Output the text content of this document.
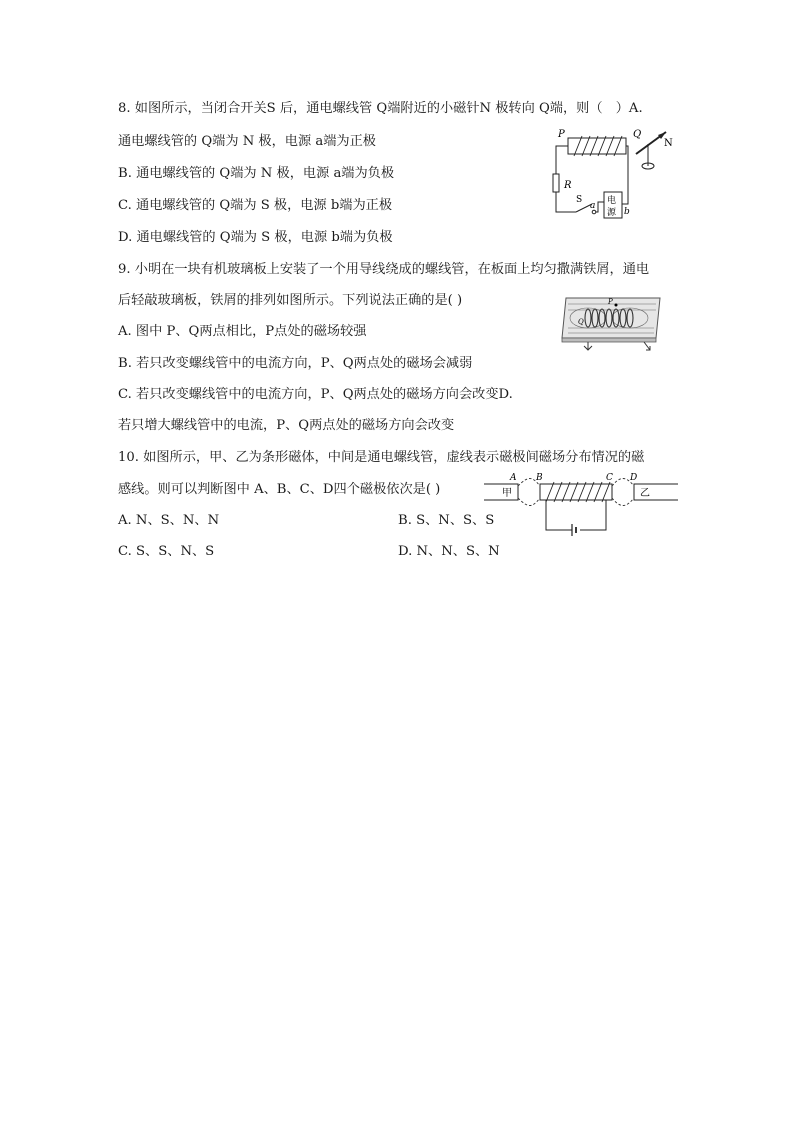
8. 如图所示，当闭合开关S 后，通电螺线管 Q端附近的小磁针N 极转向 Q端，则（　）A.
通电螺线管的 Q端为 N 极，电源 a端为正极
B. 通电螺线管的 Q端为 N 极，电源 a端为负极
C. 通电螺线管的 Q端为 S 极，电源 b端为正极
D. 通电螺线管的 Q端为 S 极，电源 b端为负极
P	Q
N
R
S
a
b
电
源
9. 小明在一块有机玻璃板上安装了一个用导线绕成的螺线管，在板面上均匀撒满铁屑，通电
后轻敲玻璃板，铁屑的排列如图所示。下列说法正确的是( )
A. 图中 P、Q两点相比，P点处的磁场较强
B. 若只改变螺线管中的电流方向，P、Q两点处的磁场会减弱
C. 若只改变螺线管中的电流方向，P、Q两点处的磁场方向会改变D.
若只增大螺线管中的电流，P、Q两点处的磁场方向会改变
P
Q
10. 如图所示，甲、乙为条形磁体，中间是通电螺线管，虚线表示磁极间磁场分布情况的磁
感线。则可以判断图中 A、B、C、D四个磁极依次是( )
A. N、S、N、N	B. S、N、S、S
C. S、S、N、S	D. N、N、S、N
A B	C D
甲	乙
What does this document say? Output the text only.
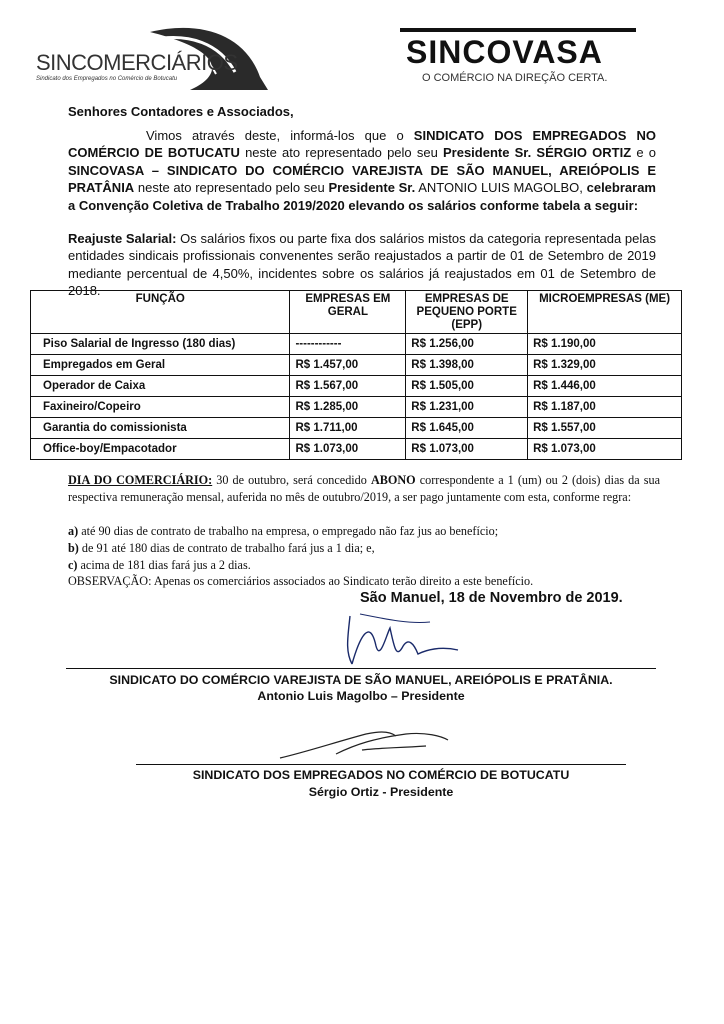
SINCOMERCIÁRIOS
Sindicato dos Empregados no Comércio de Botucatu
SINCOVASA
O COMÉRCIO NA DIREÇÃO CERTA.
Senhores Contadores e Associados,
Vimos através deste, informá-los que o SINDICATO DOS EMPREGADOS NO COMÉRCIO DE BOTUCATU neste ato representado pelo seu Presidente Sr. SÉRGIO ORTIZ e o SINCOVASA – SINDICATO DO COMÉRCIO VAREJISTA DE SÃO MANUEL, AREIÓPOLIS E PRATÂNIA neste ato representado pelo seu Presidente Sr. ANTONIO LUIS MAGOLBO, celebraram a Convenção Coletiva de Trabalho 2019/2020 elevando os salários conforme tabela a seguir:
Reajuste Salarial: Os salários fixos ou parte fixa dos salários mistos da categoria representada pelas entidades sindicais profissionais convenentes serão reajustados a partir de 01 de Setembro de 2019 mediante percentual de 4,50%, incidentes sobre os salários já reajustados em 01 de Setembro de 2018.
FUNÇÃO	EMPRESAS EM GERAL	EMPRESAS DE PEQUENO PORTE (EPP)	MICROEMPRESAS (ME)
Piso Salarial de Ingresso (180 dias)	------------	R$ 1.256,00	R$ 1.190,00
Empregados em Geral	R$ 1.457,00	R$ 1.398,00	R$ 1.329,00
Operador de Caixa	R$ 1.567,00	R$ 1.505,00	R$ 1.446,00
Faxineiro/Copeiro	R$ 1.285,00	R$ 1.231,00	R$ 1.187,00
Garantia do comissionista	R$ 1.711,00	R$ 1.645,00	R$ 1.557,00
Office-boy/Empacotador	R$ 1.073,00	R$ 1.073,00	R$ 1.073,00
DIA DO COMERCIÁRIO: 30 de outubro, será concedido ABONO correspondente a 1 (um) ou 2 (dois) dias da sua respectiva remuneração mensal, auferida no mês de outubro/2019, a ser pago juntamente com esta, conforme regra:
a) até 90 dias de contrato de trabalho na empresa, o empregado não faz jus ao benefício;
b) de 91 até 180 dias de contrato de trabalho fará jus a 1 dia; e,
c) acima de 181 dias fará jus a 2 dias.
OBSERVAÇÃO: Apenas os comerciários associados ao Sindicato terão direito a este benefício.
São Manuel, 18 de Novembro de 2019.
SINDICATO DO COMÉRCIO VAREJISTA DE SÃO MANUEL, AREIÓPOLIS E PRATÂNIA.
Antonio Luis Magolbo – Presidente
SINDICATO DOS EMPREGADOS NO COMÉRCIO DE BOTUCATU
Sérgio Ortiz - Presidente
···
* Set exercise
Gather all lines from the records above in which "document" appears.

* Complete response
Output the text content of this document.
What does this document say? Output the text only.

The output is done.